Fragmento extraído:
El insomnio, ese mal tan extendido. | EP

Por Luis Alegre supe de la siesta del monje: te sientas en un sillón con una cucharilla de café en la mano y cierras los ojos. En cuanto te has dormido lo suficiente como para que tu cuerpo se relaje, la cucharilla cae, y el ruido te despierta. Esos minutos, se supone, son suficientemente reparadores: no hace falta más, solo ese reposo leve. Luego vi la entrevista de Soler Serrano a Dalí y también hablaba de esa siesta. Lo probé unos años, en mi adolescencia, y la verdad es que yo seguía durmiendo después de que la cucharilla cayera al suelo, a veces toda la tarde. Pero esas siestas largas me producían –y lo siguen haciendo– una extraña melancolía: por un lado, me gusta estar dormida, pero al despertarme tengo la sensación de haber echado a perder mi tiempo, otra tarde que no he dedicado a leer Ulises o, mejor, a escribir el Ulises del siglo XXI y desde un punto de vista femenino y un poco más corto, que las tardes dan para lo que dan. Calculo las películas que habría podido ver si no me hubiera echado esas siestas y la mala conciencia me invade: nunca llegaré a nada. Absurdamente, nunca me reprochaba no haber invertido esas horas en repasar los cuatro tipos de yod o la lista de phrasal verbs, en lugar de en un sueño que era más que reparador hedonista.

«Calculo las películas que habría podido ver si no me hubiera echado esas siestas y la mala conciencia me invade: nunca llegaré a nada»

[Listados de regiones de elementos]
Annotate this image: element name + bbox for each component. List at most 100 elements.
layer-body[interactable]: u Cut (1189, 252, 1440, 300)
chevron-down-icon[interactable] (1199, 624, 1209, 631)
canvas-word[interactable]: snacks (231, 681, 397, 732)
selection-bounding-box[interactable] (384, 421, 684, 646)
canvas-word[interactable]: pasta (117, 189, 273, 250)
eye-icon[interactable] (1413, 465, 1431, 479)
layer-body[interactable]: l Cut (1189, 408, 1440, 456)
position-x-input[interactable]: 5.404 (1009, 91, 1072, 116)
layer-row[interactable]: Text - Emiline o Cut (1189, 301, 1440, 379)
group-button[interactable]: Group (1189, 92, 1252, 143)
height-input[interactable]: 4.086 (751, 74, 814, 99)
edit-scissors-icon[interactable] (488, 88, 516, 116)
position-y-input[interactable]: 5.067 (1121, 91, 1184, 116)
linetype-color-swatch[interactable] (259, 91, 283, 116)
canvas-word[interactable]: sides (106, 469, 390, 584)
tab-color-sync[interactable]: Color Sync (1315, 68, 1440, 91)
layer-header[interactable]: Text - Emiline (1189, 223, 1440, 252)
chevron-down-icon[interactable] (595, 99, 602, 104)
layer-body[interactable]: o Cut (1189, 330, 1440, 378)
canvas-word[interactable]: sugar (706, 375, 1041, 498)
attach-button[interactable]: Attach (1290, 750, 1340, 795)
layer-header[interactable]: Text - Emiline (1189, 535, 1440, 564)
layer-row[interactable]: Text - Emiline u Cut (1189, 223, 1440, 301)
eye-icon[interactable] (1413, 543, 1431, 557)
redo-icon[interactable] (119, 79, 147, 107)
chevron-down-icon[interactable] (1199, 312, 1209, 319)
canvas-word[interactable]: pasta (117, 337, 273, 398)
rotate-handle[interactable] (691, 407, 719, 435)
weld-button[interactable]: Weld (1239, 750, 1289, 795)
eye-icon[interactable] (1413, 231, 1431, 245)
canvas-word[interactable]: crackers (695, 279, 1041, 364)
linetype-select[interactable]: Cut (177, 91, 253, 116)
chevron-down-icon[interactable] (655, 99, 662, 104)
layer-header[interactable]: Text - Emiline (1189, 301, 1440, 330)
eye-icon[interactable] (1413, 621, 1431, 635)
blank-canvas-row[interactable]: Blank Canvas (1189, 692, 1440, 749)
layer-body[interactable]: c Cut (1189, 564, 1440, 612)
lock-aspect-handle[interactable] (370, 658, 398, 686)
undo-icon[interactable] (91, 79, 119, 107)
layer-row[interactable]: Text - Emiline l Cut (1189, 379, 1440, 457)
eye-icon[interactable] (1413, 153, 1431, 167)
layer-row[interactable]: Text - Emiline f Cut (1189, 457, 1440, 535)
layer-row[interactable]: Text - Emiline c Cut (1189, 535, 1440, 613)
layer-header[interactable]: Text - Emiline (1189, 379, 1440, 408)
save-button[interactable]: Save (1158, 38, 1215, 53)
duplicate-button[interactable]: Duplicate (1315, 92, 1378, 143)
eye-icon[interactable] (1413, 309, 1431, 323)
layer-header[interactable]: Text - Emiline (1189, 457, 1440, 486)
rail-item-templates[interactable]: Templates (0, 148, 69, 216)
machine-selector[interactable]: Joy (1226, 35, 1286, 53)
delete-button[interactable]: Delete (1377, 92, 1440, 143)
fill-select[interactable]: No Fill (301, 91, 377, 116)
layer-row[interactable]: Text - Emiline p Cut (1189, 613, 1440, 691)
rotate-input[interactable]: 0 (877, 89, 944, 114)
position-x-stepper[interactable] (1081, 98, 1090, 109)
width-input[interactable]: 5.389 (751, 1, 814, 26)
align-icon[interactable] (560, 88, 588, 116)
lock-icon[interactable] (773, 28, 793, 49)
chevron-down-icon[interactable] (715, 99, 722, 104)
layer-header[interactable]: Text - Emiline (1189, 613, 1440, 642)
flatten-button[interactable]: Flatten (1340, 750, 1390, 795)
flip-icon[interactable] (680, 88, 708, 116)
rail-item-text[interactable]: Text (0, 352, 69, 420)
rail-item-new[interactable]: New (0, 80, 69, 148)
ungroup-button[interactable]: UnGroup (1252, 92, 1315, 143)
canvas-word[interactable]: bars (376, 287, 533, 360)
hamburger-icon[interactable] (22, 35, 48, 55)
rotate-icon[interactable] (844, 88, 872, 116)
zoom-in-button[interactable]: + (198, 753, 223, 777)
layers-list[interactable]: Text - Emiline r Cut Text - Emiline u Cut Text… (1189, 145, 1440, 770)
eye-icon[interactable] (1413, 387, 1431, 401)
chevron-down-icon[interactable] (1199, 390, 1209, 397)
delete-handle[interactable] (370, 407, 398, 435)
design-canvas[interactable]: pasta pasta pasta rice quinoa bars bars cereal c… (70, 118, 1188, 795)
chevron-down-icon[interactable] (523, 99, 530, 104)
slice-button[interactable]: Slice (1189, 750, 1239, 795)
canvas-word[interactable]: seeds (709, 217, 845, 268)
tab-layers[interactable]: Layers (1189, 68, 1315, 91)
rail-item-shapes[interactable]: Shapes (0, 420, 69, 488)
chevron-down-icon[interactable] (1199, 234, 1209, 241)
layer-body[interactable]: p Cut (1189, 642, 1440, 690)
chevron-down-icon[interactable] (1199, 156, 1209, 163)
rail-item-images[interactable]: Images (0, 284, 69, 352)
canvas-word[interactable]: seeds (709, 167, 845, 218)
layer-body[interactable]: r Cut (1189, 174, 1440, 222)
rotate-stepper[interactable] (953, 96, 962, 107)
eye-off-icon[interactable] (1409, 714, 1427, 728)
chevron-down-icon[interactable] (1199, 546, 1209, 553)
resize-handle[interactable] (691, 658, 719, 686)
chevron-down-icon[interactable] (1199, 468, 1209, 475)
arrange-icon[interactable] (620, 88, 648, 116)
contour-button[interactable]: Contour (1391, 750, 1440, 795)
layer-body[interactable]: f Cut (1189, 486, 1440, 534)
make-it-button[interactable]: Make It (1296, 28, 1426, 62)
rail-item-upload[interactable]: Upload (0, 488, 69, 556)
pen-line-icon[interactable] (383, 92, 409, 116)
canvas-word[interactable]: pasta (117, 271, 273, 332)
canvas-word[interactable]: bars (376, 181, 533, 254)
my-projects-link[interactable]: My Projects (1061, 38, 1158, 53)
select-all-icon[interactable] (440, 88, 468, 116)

Tareas propuestas:
1) Resume en forma de lista el párrafo del fragmento que comienza con «Por Luis Alegre supe», conservando sus datos principales.
2) Extrae de los registros todas las líneas que contengan la cadena "layers".

Soluciones:
1)
- Por Luis Alegre, quien escribe supo de la siesta del monje. Consiste en sentarse en un sillón con una cucharilla de café en la mano y cerrar los ojos. Al relajarse el cuerpo, la cucharilla cae y el ruido despierta.
- Se supone que esos minutos de reposo leve bastan para reparar.
- Dalí también hablaba de esa siesta en la entrevista de Soler Serrano.
- Quien escribe la probó unos años en su adolescencia, pero seguía durmiendo después de que cayera la cucharilla, a veces toda la tarde.
- Esas siestas largas le producían, y le siguen produciendo, una extraña melancolía. Le gusta estar dormida, pero al despertar siente que ha echado a perder una tarde que podría haber dedicado a leer Ulises o a escribir un Ulises del siglo XXI, desde un punto de vista femenino y más corto.
- Calcula las películas que habría podido ver y la invade la mala conciencia.
- Nunca se reprochaba no haber invertido esas horas en repasar los cuatro tipos de yod o la lista de phrasal verbs.

2)
layers-list[interactable]: Text - Emiline r Cut Text - Emiline u Cut Text… (1189, 145, 1440, 770)
tab-layers[interactable]: Layers (1189, 68, 1315, 91)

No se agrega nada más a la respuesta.